**STORED RECORDS**.

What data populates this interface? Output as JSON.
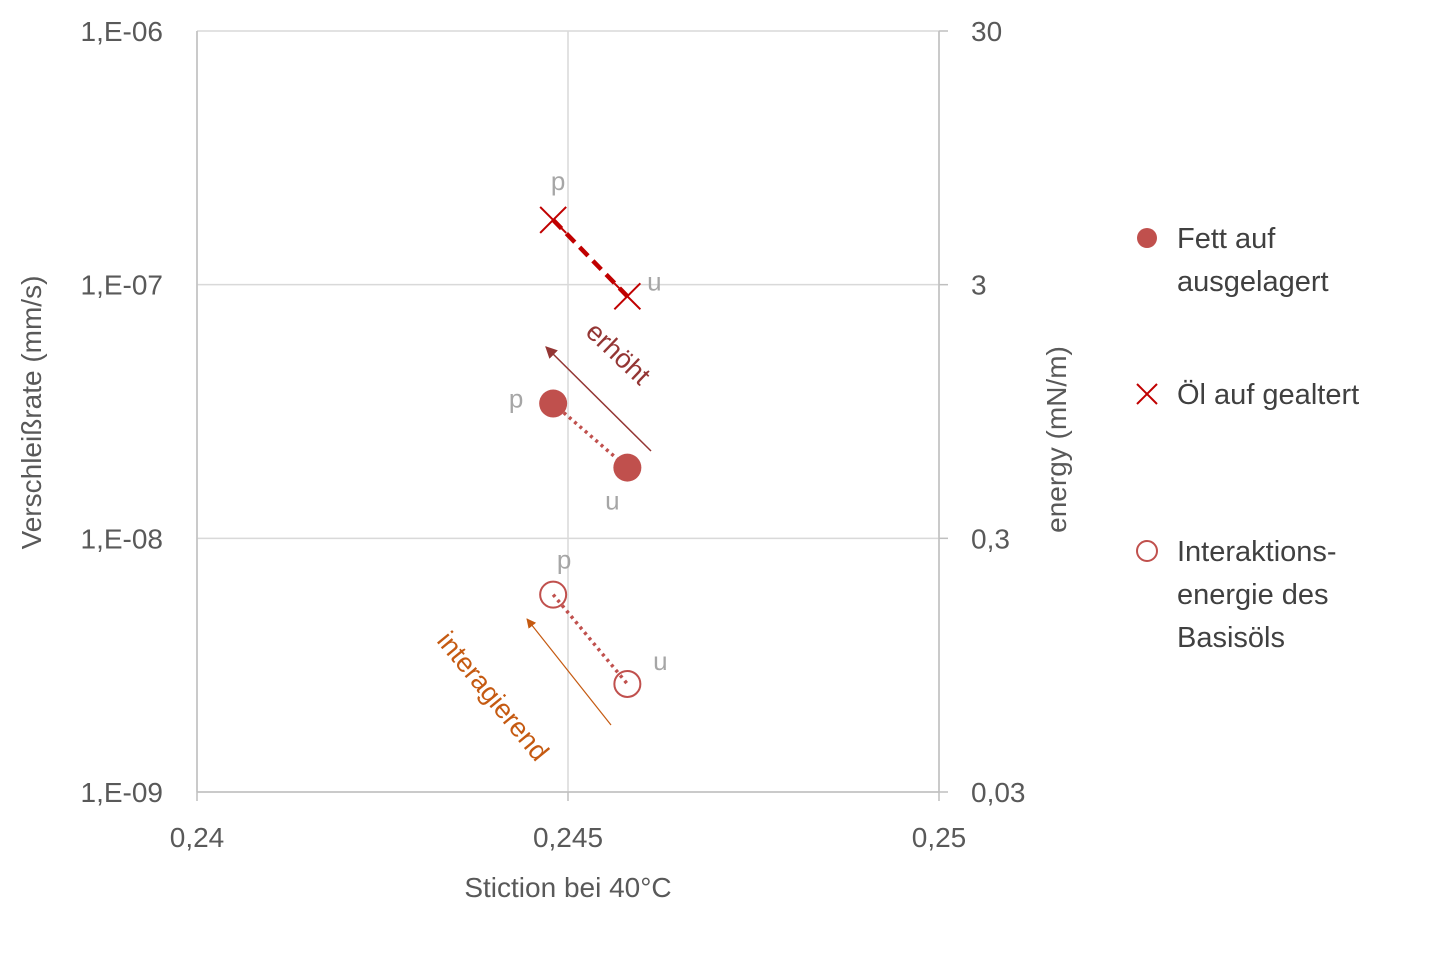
{
  "chart_data": {
    "type": "scatter",
    "x_axis": {
      "label": "Stiction bei 40°C",
      "range": [
        0.24,
        0.25
      ],
      "ticks": [
        "0,24",
        "0,245",
        "0,25"
      ],
      "tick_values": [
        0.24,
        0.245,
        0.25
      ]
    },
    "y_axis_left": {
      "label": "Verschleißrate (mm/s)",
      "scale": "log",
      "range": [
        1e-09,
        1e-06
      ],
      "ticks": [
        "1,E-09",
        "1,E-08",
        "1,E-07",
        "1,E-06"
      ],
      "tick_values": [
        1e-09,
        1e-08,
        1e-07,
        1e-06
      ]
    },
    "y_axis_right": {
      "label": "energy (mN/m)",
      "scale": "log",
      "range": [
        0.03,
        30
      ],
      "ticks": [
        "0,03",
        "0,3",
        "3",
        "30"
      ],
      "tick_values": [
        0.03,
        0.3,
        3,
        30
      ]
    },
    "grid": true,
    "legend_position": "right",
    "series": [
      {
        "name": "Fett auf ausgelagert",
        "legend_lines": [
          "Fett auf",
          "ausgelagert"
        ],
        "marker": "filled-circle",
        "color": "#c0504d",
        "connector": "dotted",
        "axis": "left",
        "points": [
          {
            "label": "p",
            "x": 0.2448,
            "y": 3.4e-08
          },
          {
            "label": "u",
            "x": 0.2458,
            "y": 1.9e-08
          }
        ]
      },
      {
        "name": "Öl auf gealtert",
        "legend_lines": [
          "Öl auf gealtert"
        ],
        "marker": "x",
        "color": "#c00000",
        "connector": "dashed",
        "axis": "left",
        "points": [
          {
            "label": "p",
            "x": 0.2448,
            "y": 1.8e-07
          },
          {
            "label": "u",
            "x": 0.2458,
            "y": 9e-08
          }
        ]
      },
      {
        "name": "Interaktionsenergie des Basisöls",
        "legend_lines": [
          "Interaktions-",
          "energie des",
          "Basisöls"
        ],
        "marker": "open-circle",
        "color": "#c0504d",
        "connector": "dotted",
        "axis": "right",
        "points": [
          {
            "label": "p",
            "x": 0.2448,
            "y": 0.18
          },
          {
            "label": "u",
            "x": 0.2458,
            "y": 0.08
          }
        ]
      }
    ],
    "annotations": [
      {
        "text": "erhöht",
        "color": "#943634"
      },
      {
        "text": "interagierend",
        "color": "#c55a11"
      }
    ]
  }
}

**WORK TO COMPLETE**. The records above are to be reproduced exactly; the pictures are to be left out.

**EXERCISE RESULT**.
What data populates this interface? Output as JSON.
{
  "chart_data": {
    "type": "scatter",
    "x_axis": {
      "label": "Stiction bei 40°C",
      "range": [
        0.24,
        0.25
      ],
      "ticks": [
        "0,24",
        "0,245",
        "0,25"
      ],
      "tick_values": [
        0.24,
        0.245,
        0.25
      ]
    },
    "y_axis_left": {
      "label": "Verschleißrate (mm/s)",
      "scale": "log",
      "range": [
        1e-09,
        1e-06
      ],
      "ticks": [
        "1,E-09",
        "1,E-08",
        "1,E-07",
        "1,E-06"
      ],
      "tick_values": [
        1e-09,
        1e-08,
        1e-07,
        1e-06
      ]
    },
    "y_axis_right": {
      "label": "energy (mN/m)",
      "scale": "log",
      "range": [
        0.03,
        30
      ],
      "ticks": [
        "0,03",
        "0,3",
        "3",
        "30"
      ],
      "tick_values": [
        0.03,
        0.3,
        3,
        30
      ]
    },
    "grid": true,
    "legend_position": "right",
    "series": [
      {
        "name": "Fett auf ausgelagert",
        "legend_lines": [
          "Fett auf",
          "ausgelagert"
        ],
        "marker": "filled-circle",
        "color": "#c0504d",
        "connector": "dotted",
        "axis": "left",
        "points": [
          {
            "label": "p",
            "x": 0.2448,
            "y": 3.4e-08
          },
          {
            "label": "u",
            "x": 0.2458,
            "y": 1.9e-08
          }
        ]
      },
      {
        "name": "Öl auf gealtert",
        "legend_lines": [
          "Öl auf gealtert"
        ],
        "marker": "x",
        "color": "#c00000",
        "connector": "dashed",
        "axis": "left",
        "points": [
          {
            "label": "p",
            "x": 0.2448,
            "y": 1.8e-07
          },
          {
            "label": "u",
            "x": 0.2458,
            "y": 9e-08
          }
        ]
      },
      {
        "name": "Interaktionsenergie des Basisöls",
        "legend_lines": [
          "Interaktions-",
          "energie des",
          "Basisöls"
        ],
        "marker": "open-circle",
        "color": "#c0504d",
        "connector": "dotted",
        "axis": "right",
        "points": [
          {
            "label": "p",
            "x": 0.2448,
            "y": 0.18
          },
          {
            "label": "u",
            "x": 0.2458,
            "y": 0.08
          }
        ]
      }
    ],
    "annotations": [
      {
        "text": "erhöht",
        "color": "#943634"
      },
      {
        "text": "interagierend",
        "color": "#c55a11"
      }
    ]
  }
}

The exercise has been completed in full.